* Problem details
Transcribe the listing that follows in full, omitting pictures.

* Information shown
********************

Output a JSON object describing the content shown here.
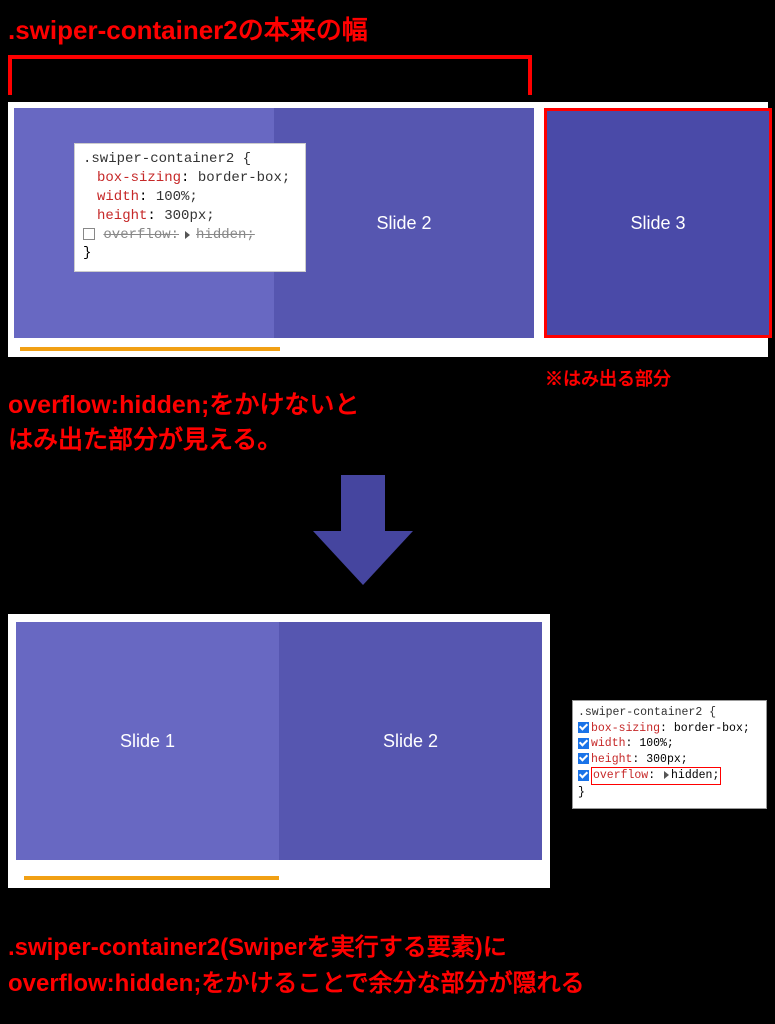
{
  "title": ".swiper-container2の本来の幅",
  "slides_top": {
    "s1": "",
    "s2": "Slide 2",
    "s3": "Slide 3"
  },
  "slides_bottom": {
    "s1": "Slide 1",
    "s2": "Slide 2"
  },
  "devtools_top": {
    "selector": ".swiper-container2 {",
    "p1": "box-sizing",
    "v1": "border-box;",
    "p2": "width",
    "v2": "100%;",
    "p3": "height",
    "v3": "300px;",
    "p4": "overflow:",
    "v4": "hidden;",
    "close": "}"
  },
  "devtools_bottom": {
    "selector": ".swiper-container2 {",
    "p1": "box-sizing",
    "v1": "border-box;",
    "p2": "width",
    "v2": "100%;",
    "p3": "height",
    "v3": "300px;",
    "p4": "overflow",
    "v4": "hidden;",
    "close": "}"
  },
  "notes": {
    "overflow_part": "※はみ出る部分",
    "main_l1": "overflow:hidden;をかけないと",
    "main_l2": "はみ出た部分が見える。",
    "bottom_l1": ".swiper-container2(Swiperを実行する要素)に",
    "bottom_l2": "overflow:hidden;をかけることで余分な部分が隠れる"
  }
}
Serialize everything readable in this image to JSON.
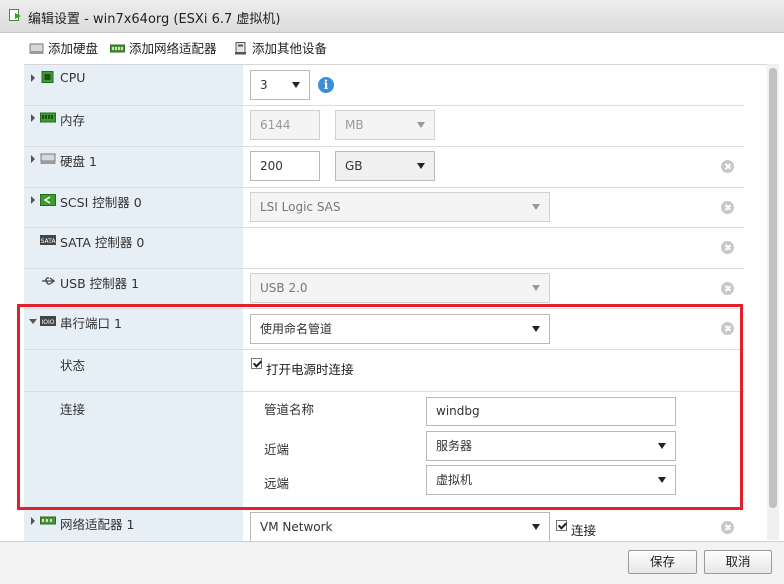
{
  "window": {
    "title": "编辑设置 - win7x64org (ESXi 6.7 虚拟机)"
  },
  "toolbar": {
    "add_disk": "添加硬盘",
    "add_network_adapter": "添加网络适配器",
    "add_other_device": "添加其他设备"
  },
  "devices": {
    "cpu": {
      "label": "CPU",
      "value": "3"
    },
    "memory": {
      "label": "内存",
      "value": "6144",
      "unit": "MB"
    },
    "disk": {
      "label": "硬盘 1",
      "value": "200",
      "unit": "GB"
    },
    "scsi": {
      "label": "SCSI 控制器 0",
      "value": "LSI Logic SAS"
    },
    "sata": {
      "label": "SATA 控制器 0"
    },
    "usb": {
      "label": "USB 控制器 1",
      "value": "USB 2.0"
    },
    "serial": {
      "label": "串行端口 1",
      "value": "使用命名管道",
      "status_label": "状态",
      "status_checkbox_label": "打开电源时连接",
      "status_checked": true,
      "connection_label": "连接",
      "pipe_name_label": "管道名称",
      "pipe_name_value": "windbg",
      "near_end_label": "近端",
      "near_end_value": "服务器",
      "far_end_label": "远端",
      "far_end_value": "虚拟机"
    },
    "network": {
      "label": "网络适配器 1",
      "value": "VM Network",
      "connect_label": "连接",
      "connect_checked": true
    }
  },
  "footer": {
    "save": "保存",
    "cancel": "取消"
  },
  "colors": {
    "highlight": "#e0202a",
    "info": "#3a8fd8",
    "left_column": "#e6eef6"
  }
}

********************

* Exercise solution
Output a JSON object describing the content shown here.
{
  "title": ".swiper-container2の本来の幅",
  "slides_top": {
    "s1": "",
    "s2": "Slide 2",
    "s3": "Slide 3"
  },
  "slides_bottom": {
    "s1": "Slide 1",
    "s2": "Slide 2"
  },
  "devtools_top": {
    "selector": ".swiper-container2 {",
    "p1": "box-sizing",
    "v1": "border-box;",
    "p2": "width",
    "v2": "100%;",
    "p3": "height",
    "v3": "300px;",
    "p4": "overflow:",
    "v4": "hidden;",
    "close": "}"
  },
  "devtools_bottom": {
    "selector": ".swiper-container2 {",
    "p1": "box-sizing",
    "v1": "border-box;",
    "p2": "width",
    "v2": "100%;",
    "p3": "height",
    "v3": "300px;",
    "p4": "overflow",
    "v4": "hidden;",
    "close": "}"
  },
  "notes": {
    "overflow_part": "※はみ出る部分",
    "main_l1": "overflow:hidden;をかけないと",
    "main_l2": "はみ出た部分が見える。",
    "bottom_l1": ".swiper-container2(Swiperを実行する要素)に",
    "bottom_l2": "overflow:hidden;をかけることで余分な部分が隠れる"
  }
}
Serialize everything readable in this image to JSON.
{
  "window": {
    "title": "编辑设置 - win7x64org (ESXi 6.7 虚拟机)"
  },
  "toolbar": {
    "add_disk": "添加硬盘",
    "add_network_adapter": "添加网络适配器",
    "add_other_device": "添加其他设备"
  },
  "devices": {
    "cpu": {
      "label": "CPU",
      "value": "3"
    },
    "memory": {
      "label": "内存",
      "value": "6144",
      "unit": "MB"
    },
    "disk": {
      "label": "硬盘 1",
      "value": "200",
      "unit": "GB"
    },
    "scsi": {
      "label": "SCSI 控制器 0",
      "value": "LSI Logic SAS"
    },
    "sata": {
      "label": "SATA 控制器 0"
    },
    "usb": {
      "label": "USB 控制器 1",
      "value": "USB 2.0"
    },
    "serial": {
      "label": "串行端口 1",
      "value": "使用命名管道",
      "status_label": "状态",
      "status_checkbox_label": "打开电源时连接",
      "status_checked": true,
      "connection_label": "连接",
      "pipe_name_label": "管道名称",
      "pipe_name_value": "windbg",
      "near_end_label": "近端",
      "near_end_value": "服务器",
      "far_end_label": "远端",
      "far_end_value": "虚拟机"
    },
    "network": {
      "label": "网络适配器 1",
      "value": "VM Network",
      "connect_label": "连接",
      "connect_checked": true
    }
  },
  "footer": {
    "save": "保存",
    "cancel": "取消"
  },
  "colors": {
    "highlight": "#e0202a",
    "info": "#3a8fd8",
    "left_column": "#e6eef6"
  }
}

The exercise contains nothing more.